* [Requirements]: Arrange every line of the listing below as a Markdown table with the columns "Row" and "Listing line", numbering the rows in order and omitting any blank lines.

* [Material provided]:

----------------------------------------

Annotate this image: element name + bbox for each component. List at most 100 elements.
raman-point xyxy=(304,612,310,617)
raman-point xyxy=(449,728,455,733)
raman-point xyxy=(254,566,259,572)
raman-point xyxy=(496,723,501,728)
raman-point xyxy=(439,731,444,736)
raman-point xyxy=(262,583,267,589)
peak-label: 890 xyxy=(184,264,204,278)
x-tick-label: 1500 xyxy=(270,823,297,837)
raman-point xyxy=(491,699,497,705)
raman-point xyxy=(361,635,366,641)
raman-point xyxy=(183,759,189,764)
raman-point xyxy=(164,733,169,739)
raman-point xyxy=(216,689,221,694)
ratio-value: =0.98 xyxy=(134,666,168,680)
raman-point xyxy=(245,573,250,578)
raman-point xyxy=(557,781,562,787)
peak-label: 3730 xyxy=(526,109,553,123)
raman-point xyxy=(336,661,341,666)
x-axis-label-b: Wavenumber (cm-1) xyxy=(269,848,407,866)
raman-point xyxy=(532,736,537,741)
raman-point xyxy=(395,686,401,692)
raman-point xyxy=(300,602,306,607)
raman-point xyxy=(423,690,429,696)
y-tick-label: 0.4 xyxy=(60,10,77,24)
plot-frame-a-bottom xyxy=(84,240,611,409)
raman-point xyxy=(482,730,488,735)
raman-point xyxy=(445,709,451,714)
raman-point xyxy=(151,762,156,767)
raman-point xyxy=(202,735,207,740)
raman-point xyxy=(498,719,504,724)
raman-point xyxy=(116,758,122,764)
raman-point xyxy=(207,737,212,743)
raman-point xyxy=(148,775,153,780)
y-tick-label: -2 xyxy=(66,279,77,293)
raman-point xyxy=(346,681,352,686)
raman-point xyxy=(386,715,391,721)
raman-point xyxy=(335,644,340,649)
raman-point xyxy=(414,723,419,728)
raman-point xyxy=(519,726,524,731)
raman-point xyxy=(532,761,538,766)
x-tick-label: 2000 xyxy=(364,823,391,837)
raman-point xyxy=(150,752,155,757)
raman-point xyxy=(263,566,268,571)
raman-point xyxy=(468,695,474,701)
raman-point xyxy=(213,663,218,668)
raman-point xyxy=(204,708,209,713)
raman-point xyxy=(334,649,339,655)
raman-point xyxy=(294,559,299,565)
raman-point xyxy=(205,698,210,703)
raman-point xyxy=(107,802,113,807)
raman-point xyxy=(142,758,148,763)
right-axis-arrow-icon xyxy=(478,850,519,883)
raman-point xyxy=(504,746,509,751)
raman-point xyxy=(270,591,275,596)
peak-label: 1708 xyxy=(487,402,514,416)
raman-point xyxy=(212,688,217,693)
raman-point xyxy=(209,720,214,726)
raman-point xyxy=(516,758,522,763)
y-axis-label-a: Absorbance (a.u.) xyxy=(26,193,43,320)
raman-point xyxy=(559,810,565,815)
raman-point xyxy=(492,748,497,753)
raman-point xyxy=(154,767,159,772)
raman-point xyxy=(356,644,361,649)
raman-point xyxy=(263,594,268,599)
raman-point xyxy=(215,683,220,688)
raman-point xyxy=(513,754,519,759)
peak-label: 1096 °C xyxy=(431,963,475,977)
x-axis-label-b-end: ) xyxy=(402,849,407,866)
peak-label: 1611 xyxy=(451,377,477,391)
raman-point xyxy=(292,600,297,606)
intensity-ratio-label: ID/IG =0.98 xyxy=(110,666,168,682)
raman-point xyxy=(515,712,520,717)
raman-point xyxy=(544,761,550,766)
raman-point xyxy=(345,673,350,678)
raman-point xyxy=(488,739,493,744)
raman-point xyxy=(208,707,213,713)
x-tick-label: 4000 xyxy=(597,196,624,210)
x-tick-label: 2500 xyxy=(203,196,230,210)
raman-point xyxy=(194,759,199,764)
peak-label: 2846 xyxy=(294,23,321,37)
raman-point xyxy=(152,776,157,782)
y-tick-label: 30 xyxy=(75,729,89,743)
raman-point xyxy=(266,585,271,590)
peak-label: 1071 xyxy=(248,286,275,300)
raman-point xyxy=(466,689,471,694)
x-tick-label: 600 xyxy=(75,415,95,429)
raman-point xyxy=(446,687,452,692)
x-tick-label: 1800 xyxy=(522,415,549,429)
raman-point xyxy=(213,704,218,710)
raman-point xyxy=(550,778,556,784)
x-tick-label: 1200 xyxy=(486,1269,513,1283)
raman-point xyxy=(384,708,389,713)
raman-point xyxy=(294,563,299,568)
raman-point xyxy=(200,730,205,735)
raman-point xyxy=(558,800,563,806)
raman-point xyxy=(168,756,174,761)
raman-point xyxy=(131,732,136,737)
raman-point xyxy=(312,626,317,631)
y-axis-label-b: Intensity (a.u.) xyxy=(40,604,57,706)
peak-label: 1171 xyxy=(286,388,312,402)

----------------------------------------

* [Answer for the task]:
| Row | Listing line |
|---|---|
| 1 | Annotate this image: element name + bbox for each component. List at most 100 elements. |
| 2 | raman-point xyxy=(304,612,310,617) |
| 3 | raman-point xyxy=(449,728,455,733) |
| 4 | raman-point xyxy=(254,566,259,572) |
| 5 | raman-point xyxy=(496,723,501,728) |
| 6 | raman-point xyxy=(439,731,444,736) |
| 7 | raman-point xyxy=(262,583,267,589) |
| 8 | peak-label: 890 xyxy=(184,264,204,278) |
| 9 | x-tick-label: 1500 xyxy=(270,823,297,837) |
| 10 | raman-point xyxy=(491,699,497,705) |
| 11 | raman-point xyxy=(361,635,366,641) |
| 12 | raman-point xyxy=(183,759,189,764) |
| 13 | raman-point xyxy=(164,733,169,739) |
| 14 | raman-point xyxy=(216,689,221,694) |
| 15 | ratio-value: =0.98 xyxy=(134,666,168,680) |
| 16 | raman-point xyxy=(245,573,250,578) |
| 17 | raman-point xyxy=(557,781,562,787) |
| 18 | peak-label: 3730 xyxy=(526,109,553,123) |
| 19 | raman-point xyxy=(336,661,341,666) |
| 20 | x-axis-label-b: Wavenumber (cm-1) xyxy=(269,848,407,866) |
| 21 | raman-point xyxy=(532,736,537,741) |
| 22 | raman-point xyxy=(395,686,401,692) |
| 23 | raman-point xyxy=(300,602,306,607) |
| 24 | raman-point xyxy=(423,690,429,696) |
| 25 | y-tick-label: 0.4 xyxy=(60,10,77,24) |
| 26 | plot-frame-a-bottom xyxy=(84,240,611,409) |
| 27 | raman-point xyxy=(482,730,488,735) |
| 28 | raman-point xyxy=(445,709,451,714) |
| 29 | raman-point xyxy=(151,762,156,767) |
| 30 | raman-point xyxy=(202,735,207,740) |
| 31 | raman-point xyxy=(498,719,504,724) |
| 32 | raman-point xyxy=(116,758,122,764) |
| 33 | raman-point xyxy=(207,737,212,743) |
| 34 | raman-point xyxy=(148,775,153,780) |
| 35 | y-tick-label: -2 xyxy=(66,279,77,293) |
| 36 | raman-point xyxy=(346,681,352,686) |
| 37 | raman-point xyxy=(386,715,391,721) |
| 38 | raman-point xyxy=(335,644,340,649) |
| 39 | raman-point xyxy=(414,723,419,728) |
| 40 | raman-point xyxy=(519,726,524,731) |
| 41 | raman-point xyxy=(532,761,538,766) |
| 42 | x-tick-label: 2000 xyxy=(364,823,391,837) |
| 43 | raman-point xyxy=(150,752,155,757) |
| 44 | raman-point xyxy=(263,566,268,571) |
| 45 | raman-point xyxy=(468,695,474,701) |
| 46 | raman-point xyxy=(213,663,218,668) |
| 47 | raman-point xyxy=(204,708,209,713) |
| 48 | raman-point xyxy=(334,649,339,655) |
| 49 | raman-point xyxy=(294,559,299,565) |
| 50 | raman-point xyxy=(205,698,210,703) |
| 51 | raman-point xyxy=(107,802,113,807) |
| 52 | raman-point xyxy=(142,758,148,763) |
| 53 | right-axis-arrow-icon xyxy=(478,850,519,883) |
| 54 | raman-point xyxy=(504,746,509,751) |
| 55 | raman-point xyxy=(270,591,275,596) |
| 56 | peak-label: 1708 xyxy=(487,402,514,416) |
| 57 | raman-point xyxy=(212,688,217,693) |
| 58 | raman-point xyxy=(209,720,214,726) |
| 59 | raman-point xyxy=(516,758,522,763) |
| 60 | y-axis-label-a: Absorbance (a.u.) xyxy=(26,193,43,320) |
| 61 | raman-point xyxy=(559,810,565,815) |
| 62 | raman-point xyxy=(492,748,497,753) |
| 63 | raman-point xyxy=(154,767,159,772) |
| 64 | raman-point xyxy=(356,644,361,649) |
| 65 | raman-point xyxy=(263,594,268,599) |
| 66 | raman-point xyxy=(215,683,220,688) |
| 67 | raman-point xyxy=(513,754,519,759) |
| 68 | peak-label: 1096 °C xyxy=(431,963,475,977) |
| 69 | x-axis-label-b-end: ) xyxy=(402,849,407,866) |
| 70 | peak-label: 1611 xyxy=(451,377,477,391) |
| 71 | raman-point xyxy=(292,600,297,606) |
| 72 | intensity-ratio-label: ID/IG =0.98 xyxy=(110,666,168,682) |
| 73 | raman-point xyxy=(515,712,520,717) |
| 74 | raman-point xyxy=(544,761,550,766) |
| 75 | raman-point xyxy=(345,673,350,678) |
| 76 | raman-point xyxy=(488,739,493,744) |
| 77 | raman-point xyxy=(208,707,213,713) |
| 78 | x-tick-label: 4000 xyxy=(597,196,624,210) |
| 79 | x-tick-label: 2500 xyxy=(203,196,230,210) |
| 80 | raman-point xyxy=(194,759,199,764) |
| 81 | peak-label: 2846 xyxy=(294,23,321,37) |
| 82 | raman-point xyxy=(152,776,157,782) |
| 83 | y-tick-label: 30 xyxy=(75,729,89,743) |
| 84 | raman-point xyxy=(266,585,271,590) |
| 85 | peak-label: 1071 xyxy=(248,286,275,300) |
| 86 | raman-point xyxy=(466,689,471,694) |
| 87 | x-tick-label: 600 xyxy=(75,415,95,429) |
| 88 | raman-point xyxy=(446,687,452,692) |
| 89 | x-tick-label: 1800 xyxy=(522,415,549,429) |
| 90 | raman-point xyxy=(213,704,218,710) |
| 91 | raman-point xyxy=(550,778,556,784) |
| 92 | x-tick-label: 1200 xyxy=(486,1269,513,1283) |
| 93 | raman-point xyxy=(384,708,389,713) |
| 94 | raman-point xyxy=(294,563,299,568) |
| 95 | raman-point xyxy=(200,730,205,735) |
| 96 | raman-point xyxy=(558,800,563,806) |
| 97 | raman-point xyxy=(168,756,174,761) |
| 98 | raman-point xyxy=(131,732,136,737) |
| 99 | raman-point xyxy=(312,626,317,631) |
| 100 | y-axis-label-b: Intensity (a.u.) xyxy=(40,604,57,706) |
| 101 | peak-label: 1171 xyxy=(286,388,312,402) |